Using the material below, copy every line where "close" appears.
*** INFORMATION SHOWN
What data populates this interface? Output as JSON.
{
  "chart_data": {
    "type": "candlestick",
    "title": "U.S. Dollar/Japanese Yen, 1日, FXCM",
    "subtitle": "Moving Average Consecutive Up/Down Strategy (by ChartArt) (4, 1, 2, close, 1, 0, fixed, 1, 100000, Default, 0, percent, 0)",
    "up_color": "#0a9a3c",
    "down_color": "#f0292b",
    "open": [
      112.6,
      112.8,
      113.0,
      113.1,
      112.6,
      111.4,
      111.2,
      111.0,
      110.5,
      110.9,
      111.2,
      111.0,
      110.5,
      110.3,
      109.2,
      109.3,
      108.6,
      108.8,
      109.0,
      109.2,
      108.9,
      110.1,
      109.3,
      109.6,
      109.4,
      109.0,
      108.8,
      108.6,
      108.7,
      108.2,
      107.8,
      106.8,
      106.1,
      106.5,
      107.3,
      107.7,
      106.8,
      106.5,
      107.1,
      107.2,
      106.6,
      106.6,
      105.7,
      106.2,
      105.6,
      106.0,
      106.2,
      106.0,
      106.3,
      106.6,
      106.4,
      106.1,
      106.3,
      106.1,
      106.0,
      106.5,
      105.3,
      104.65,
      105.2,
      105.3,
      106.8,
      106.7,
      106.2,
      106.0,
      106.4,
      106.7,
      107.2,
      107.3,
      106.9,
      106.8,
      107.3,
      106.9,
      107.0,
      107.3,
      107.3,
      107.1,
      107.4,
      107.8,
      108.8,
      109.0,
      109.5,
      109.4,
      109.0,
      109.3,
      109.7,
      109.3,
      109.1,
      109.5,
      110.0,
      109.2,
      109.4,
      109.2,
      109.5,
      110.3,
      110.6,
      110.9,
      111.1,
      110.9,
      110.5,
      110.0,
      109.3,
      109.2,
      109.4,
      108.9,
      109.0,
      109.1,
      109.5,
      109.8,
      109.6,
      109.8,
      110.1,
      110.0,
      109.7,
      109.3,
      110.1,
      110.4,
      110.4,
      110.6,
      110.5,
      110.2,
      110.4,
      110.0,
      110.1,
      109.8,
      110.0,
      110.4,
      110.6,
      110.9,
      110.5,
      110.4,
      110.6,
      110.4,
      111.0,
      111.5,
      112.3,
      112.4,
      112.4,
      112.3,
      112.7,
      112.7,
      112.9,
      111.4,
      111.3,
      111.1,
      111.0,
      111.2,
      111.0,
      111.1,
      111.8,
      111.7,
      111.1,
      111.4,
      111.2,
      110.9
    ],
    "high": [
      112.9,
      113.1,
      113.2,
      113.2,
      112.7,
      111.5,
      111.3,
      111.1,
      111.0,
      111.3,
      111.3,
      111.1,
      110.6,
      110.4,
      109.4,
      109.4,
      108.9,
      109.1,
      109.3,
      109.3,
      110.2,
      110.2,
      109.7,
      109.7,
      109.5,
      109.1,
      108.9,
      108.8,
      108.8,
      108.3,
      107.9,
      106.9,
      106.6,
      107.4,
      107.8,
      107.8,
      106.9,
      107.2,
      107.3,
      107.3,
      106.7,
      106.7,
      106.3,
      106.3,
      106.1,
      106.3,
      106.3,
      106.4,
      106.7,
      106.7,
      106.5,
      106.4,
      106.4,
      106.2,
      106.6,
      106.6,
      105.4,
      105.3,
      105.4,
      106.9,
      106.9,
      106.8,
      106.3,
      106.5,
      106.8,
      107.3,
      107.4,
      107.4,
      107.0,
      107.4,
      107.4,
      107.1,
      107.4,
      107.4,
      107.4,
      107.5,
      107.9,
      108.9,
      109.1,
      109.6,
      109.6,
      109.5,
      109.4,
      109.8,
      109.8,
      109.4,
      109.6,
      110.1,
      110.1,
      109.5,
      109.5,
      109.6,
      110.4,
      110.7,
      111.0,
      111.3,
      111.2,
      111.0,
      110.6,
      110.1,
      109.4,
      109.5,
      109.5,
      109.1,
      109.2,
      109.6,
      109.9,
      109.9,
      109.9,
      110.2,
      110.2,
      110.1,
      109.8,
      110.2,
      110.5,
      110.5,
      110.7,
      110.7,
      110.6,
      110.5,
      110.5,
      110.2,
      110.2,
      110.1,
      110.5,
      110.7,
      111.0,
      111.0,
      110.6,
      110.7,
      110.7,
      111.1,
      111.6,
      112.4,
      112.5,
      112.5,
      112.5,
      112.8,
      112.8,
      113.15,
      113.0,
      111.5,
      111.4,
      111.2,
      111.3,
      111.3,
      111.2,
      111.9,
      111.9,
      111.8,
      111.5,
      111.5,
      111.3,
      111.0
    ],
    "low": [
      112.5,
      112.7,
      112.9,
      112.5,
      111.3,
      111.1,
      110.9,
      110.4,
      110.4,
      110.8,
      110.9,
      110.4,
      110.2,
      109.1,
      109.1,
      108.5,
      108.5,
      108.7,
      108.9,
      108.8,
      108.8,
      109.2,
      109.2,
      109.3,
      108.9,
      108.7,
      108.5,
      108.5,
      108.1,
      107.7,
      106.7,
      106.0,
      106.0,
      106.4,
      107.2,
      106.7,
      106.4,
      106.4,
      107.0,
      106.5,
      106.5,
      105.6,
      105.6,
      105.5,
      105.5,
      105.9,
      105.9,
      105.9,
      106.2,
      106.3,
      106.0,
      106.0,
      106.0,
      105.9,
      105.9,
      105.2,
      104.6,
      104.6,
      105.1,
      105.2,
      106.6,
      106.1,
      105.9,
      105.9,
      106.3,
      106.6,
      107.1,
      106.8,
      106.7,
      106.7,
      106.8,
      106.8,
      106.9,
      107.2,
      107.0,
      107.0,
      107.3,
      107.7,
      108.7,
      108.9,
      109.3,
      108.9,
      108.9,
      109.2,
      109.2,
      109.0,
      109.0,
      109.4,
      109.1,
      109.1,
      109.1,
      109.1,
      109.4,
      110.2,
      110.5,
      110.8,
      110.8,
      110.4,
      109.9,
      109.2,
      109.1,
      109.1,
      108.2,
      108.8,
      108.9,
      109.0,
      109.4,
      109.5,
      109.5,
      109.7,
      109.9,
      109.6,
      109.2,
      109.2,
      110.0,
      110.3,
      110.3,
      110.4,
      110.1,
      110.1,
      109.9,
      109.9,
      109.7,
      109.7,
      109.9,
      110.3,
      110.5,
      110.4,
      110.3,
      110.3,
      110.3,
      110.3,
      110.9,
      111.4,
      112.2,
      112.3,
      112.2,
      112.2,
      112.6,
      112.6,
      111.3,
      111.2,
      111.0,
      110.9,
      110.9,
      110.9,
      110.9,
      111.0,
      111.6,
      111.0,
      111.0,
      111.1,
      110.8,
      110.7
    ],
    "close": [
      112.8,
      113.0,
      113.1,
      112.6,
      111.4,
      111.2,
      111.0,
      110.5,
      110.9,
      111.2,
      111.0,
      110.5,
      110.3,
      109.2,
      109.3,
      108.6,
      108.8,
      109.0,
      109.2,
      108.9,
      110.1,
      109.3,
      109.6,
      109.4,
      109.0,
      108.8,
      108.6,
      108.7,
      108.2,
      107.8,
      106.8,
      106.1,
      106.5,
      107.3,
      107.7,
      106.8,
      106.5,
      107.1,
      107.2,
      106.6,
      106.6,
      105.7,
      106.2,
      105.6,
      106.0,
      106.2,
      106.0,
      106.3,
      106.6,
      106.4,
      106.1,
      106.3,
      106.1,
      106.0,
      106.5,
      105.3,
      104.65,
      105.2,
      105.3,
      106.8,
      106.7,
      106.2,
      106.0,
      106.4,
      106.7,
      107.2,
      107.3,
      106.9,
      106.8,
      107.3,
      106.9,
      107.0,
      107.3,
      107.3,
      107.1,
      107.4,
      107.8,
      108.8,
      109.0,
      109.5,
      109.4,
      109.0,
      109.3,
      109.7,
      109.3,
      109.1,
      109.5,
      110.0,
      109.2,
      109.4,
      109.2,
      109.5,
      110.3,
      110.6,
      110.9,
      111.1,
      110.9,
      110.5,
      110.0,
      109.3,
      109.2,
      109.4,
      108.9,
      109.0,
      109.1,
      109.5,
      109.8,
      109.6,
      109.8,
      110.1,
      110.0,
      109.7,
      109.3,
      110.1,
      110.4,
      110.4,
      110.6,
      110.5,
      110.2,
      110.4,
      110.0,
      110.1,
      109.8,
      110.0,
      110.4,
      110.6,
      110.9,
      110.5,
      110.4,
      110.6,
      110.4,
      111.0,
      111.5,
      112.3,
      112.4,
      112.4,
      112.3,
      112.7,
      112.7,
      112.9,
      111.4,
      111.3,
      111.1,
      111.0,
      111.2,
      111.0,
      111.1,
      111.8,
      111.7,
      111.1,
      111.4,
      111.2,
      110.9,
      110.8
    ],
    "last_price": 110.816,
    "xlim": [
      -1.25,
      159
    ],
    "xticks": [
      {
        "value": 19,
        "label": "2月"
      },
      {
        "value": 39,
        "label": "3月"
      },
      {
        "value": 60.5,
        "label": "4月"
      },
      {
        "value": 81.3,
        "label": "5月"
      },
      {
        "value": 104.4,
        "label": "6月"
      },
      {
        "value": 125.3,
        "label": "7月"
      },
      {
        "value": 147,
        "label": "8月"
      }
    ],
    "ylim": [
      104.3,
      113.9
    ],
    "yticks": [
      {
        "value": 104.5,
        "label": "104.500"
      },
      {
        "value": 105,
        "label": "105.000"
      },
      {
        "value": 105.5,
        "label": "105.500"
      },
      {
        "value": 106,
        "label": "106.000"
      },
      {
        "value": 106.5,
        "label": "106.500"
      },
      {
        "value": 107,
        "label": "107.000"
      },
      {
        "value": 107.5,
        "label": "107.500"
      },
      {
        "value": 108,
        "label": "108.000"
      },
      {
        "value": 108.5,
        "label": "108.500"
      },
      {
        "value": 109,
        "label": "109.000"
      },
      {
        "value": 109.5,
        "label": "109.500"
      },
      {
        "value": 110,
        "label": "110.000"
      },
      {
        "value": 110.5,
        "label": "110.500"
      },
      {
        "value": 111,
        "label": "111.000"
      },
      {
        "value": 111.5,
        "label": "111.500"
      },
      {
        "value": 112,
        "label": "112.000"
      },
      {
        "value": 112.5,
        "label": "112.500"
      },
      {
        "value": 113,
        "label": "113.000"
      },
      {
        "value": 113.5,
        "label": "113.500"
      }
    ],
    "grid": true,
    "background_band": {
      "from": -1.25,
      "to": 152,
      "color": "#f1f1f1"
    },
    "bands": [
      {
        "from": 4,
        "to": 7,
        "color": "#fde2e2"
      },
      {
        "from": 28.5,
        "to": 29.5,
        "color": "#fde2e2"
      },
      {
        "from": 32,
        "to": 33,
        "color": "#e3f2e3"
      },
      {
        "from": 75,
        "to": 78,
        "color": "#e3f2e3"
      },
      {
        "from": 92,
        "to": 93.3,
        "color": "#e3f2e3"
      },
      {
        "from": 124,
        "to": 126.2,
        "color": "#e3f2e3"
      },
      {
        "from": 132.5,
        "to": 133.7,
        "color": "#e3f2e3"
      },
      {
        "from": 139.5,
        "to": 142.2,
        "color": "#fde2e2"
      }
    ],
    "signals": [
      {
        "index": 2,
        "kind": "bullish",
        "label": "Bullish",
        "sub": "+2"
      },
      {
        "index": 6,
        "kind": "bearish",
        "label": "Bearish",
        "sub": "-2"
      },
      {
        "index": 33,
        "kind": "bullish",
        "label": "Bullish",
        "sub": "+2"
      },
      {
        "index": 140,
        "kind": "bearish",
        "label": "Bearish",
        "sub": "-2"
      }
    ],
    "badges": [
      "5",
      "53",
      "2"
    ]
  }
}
******
* **THE SOLUTION**:
    "subtitle": "Moving Average Consecutive Up/Down Strategy (by ChartArt) (4, 1, 2, close, 1, 0, fixed, 1, 100000, Default, 0, percent, 0)",
    "close": [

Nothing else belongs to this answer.